[Data excerpts start]

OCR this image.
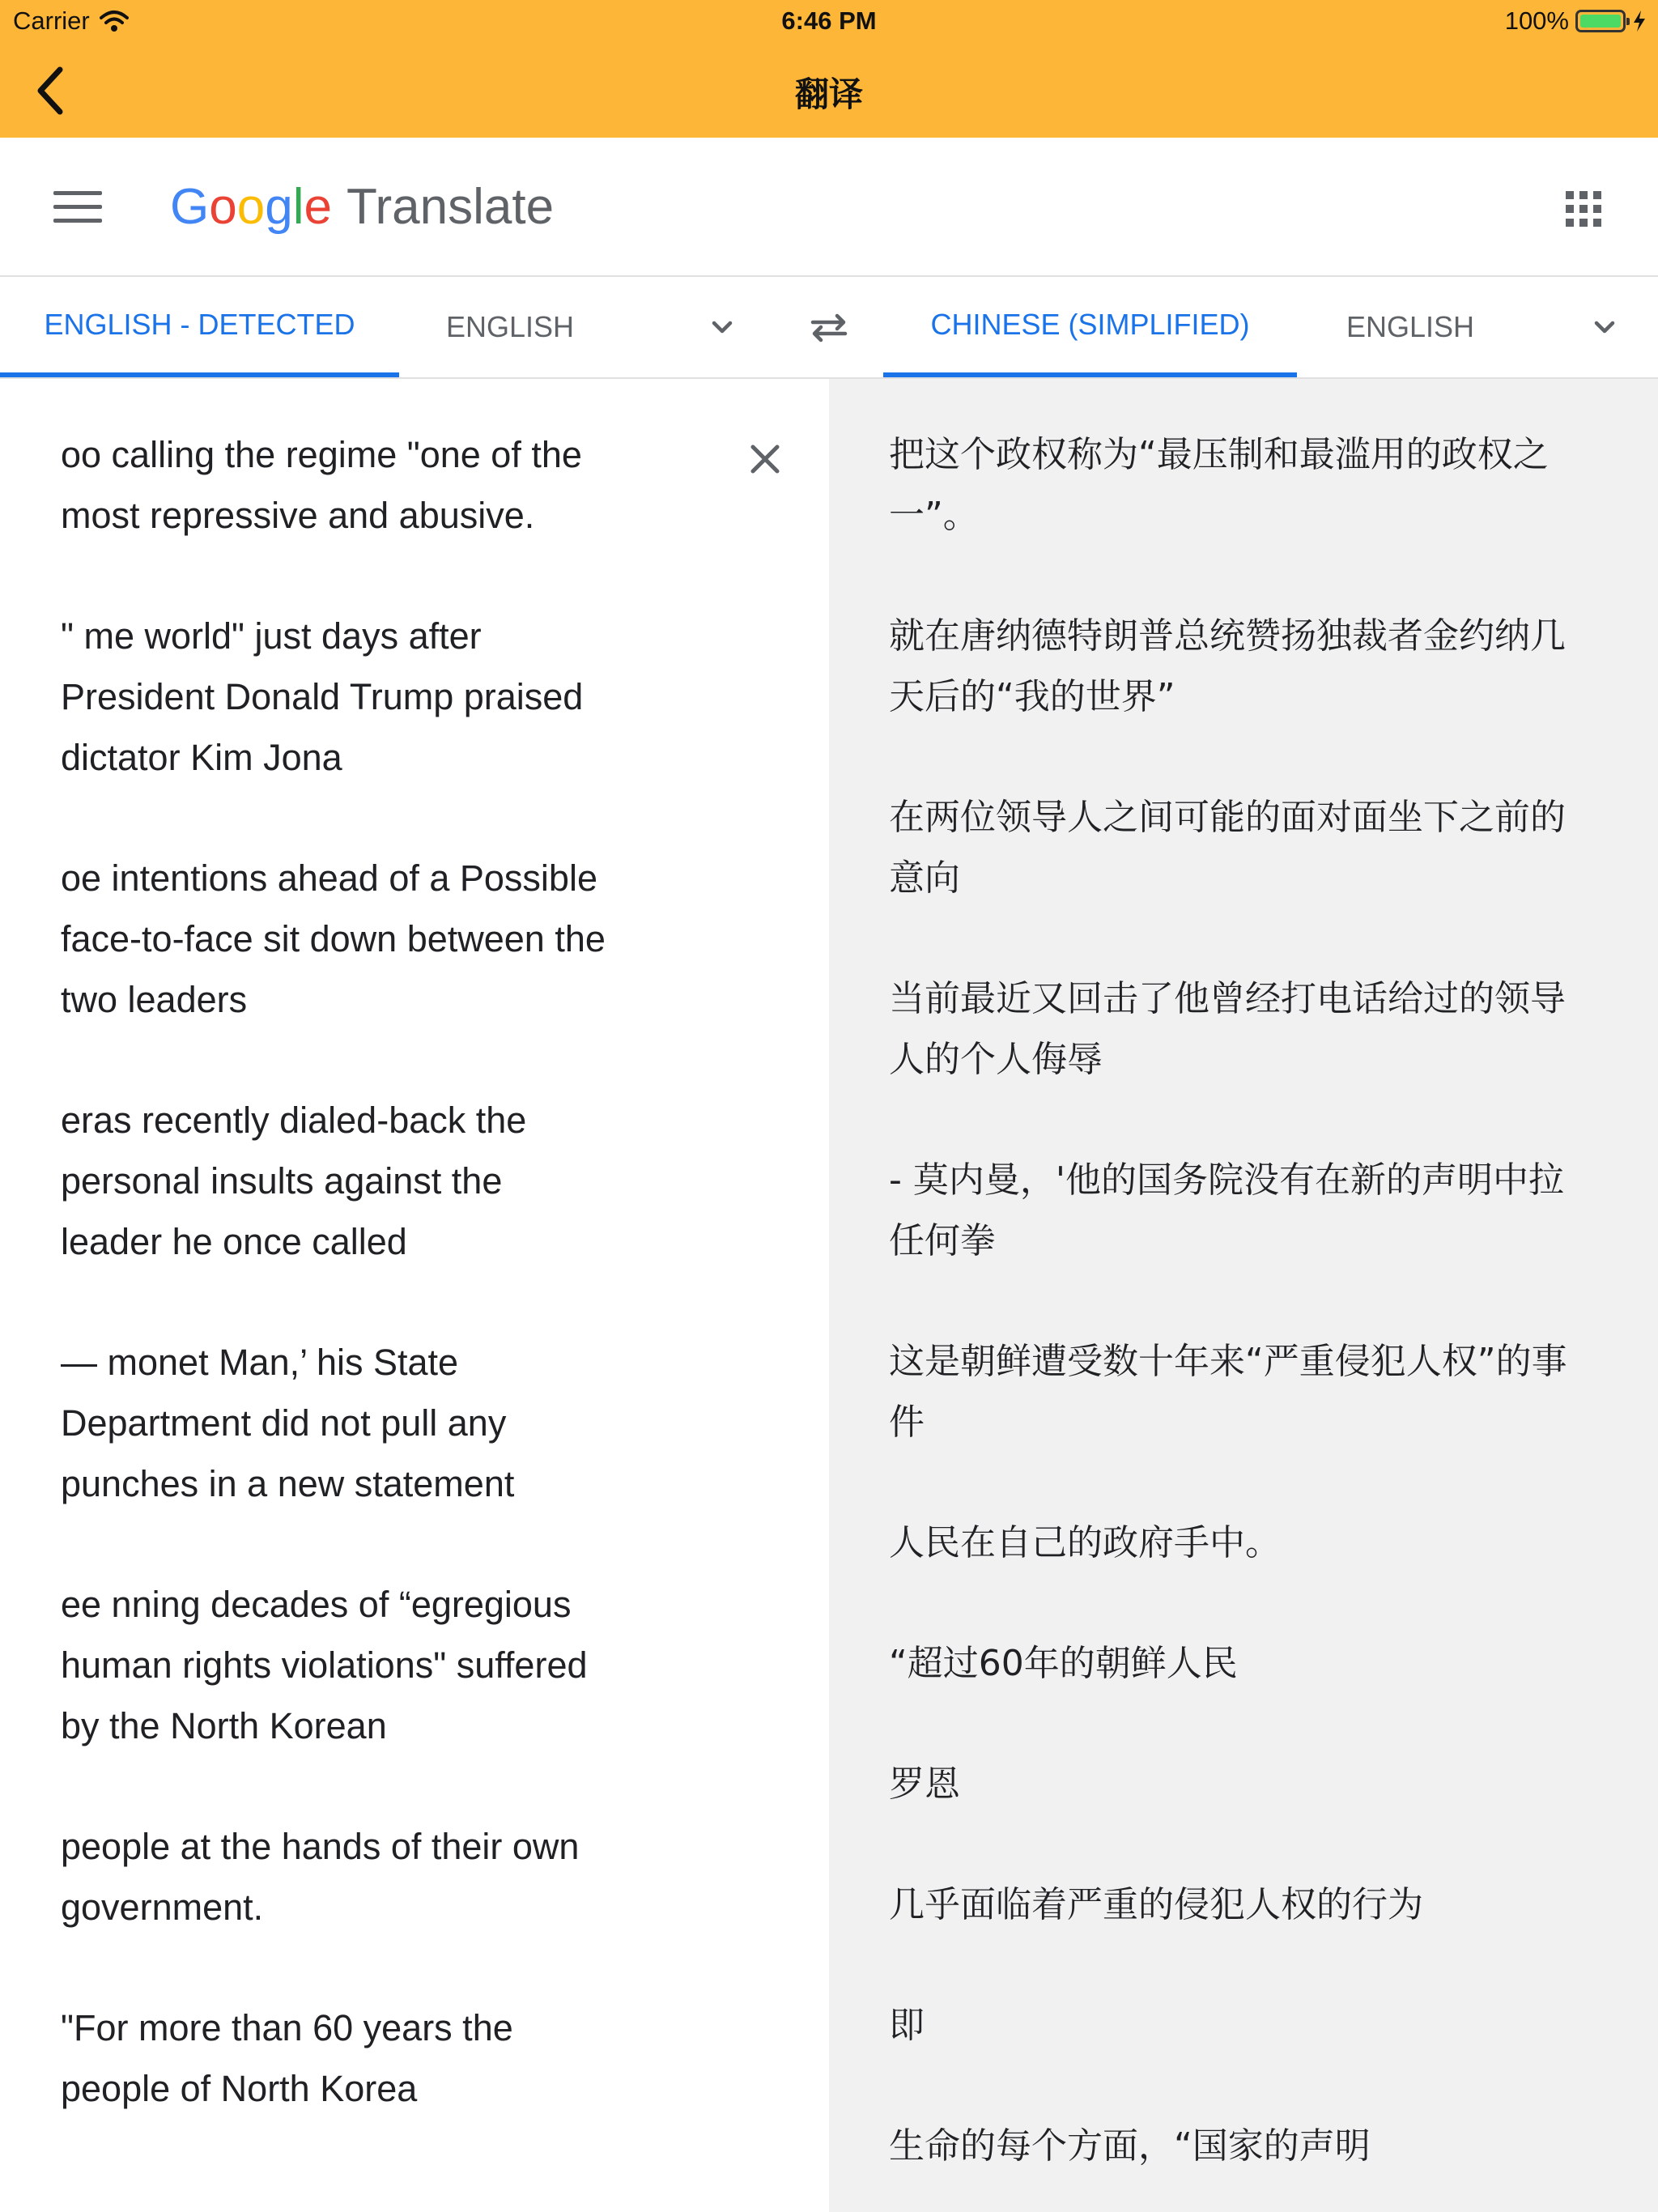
Carrier	6:46 PM	100%
翻译
Google Translate
ENGLISH - DETECTED	ENGLISH	CHINESE (SIMPLIFIED)	ENGLISH

oo calling the regime "one of the most repressive and abusive.

" me world" just days after President Donald Trump praised dictator Kim Jona

oe intentions ahead of a Possible face-to-face sit down between the two leaders

eras recently dialed-back the personal insults against the leader he once called

— monet Man,’ his State Department did not pull any punches in a new statement

ee nning decades of “egregious human rights violations" suffered by the North Korean

people at the hands of their own government.

"For more than 60 years the people of North Korea

把这个政权称为“最压制和最滥用的政权之一”。

就在唐纳德特朗普总统赞扬独裁者金约纳几天后的“我的世界”

在两位领导人之间可能的面对面坐下之前的意向

当前最近又回击了他曾经打电话给过的领导人的个人侮辱

- 莫内曼，'他的国务院没有在新的声明中拉任何拳

这是朝鲜遭受数十年来“严重侵犯人权”的事件

人民在自己的政府手中。

“超过60年的朝鲜人民

罗恩

几乎面临着严重的侵犯人权的行为

即

生命的每个方面，“国家的声明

[Data excerpts end]

#### [Work instructions]
Exclude the pictures. Write out the remaining data exactly.

#### [Exercise response]
OCR this image.
Carrier	6:46 PM	100%
翻译
Google Translate
ENGLISH - DETECTED	ENGLISH	CHINESE (SIMPLIFIED)	ENGLISH

oo calling the regime "one of the most repressive and abusive.

" me world" just days after President Donald Trump praised dictator Kim Jona

oe intentions ahead of a Possible face-to-face sit down between the two leaders

eras recently dialed-back the personal insults against the leader he once called

— monet Man,’ his State Department did not pull any punches in a new statement

ee nning decades of “egregious human rights violations" suffered by the North Korean

people at the hands of their own government.

"For more than 60 years the people of North Korea

把这个政权称为“最压制和最滥用的政权之一”。

就在唐纳德特朗普总统赞扬独裁者金约纳几天后的“我的世界”

在两位领导人之间可能的面对面坐下之前的意向

当前最近又回击了他曾经打电话给过的领导人的个人侮辱

- 莫内曼，'他的国务院没有在新的声明中拉任何拳

这是朝鲜遭受数十年来“严重侵犯人权”的事件

人民在自己的政府手中。

“超过60年的朝鲜人民

罗恩

几乎面临着严重的侵犯人权的行为

即

生命的每个方面，“国家的声明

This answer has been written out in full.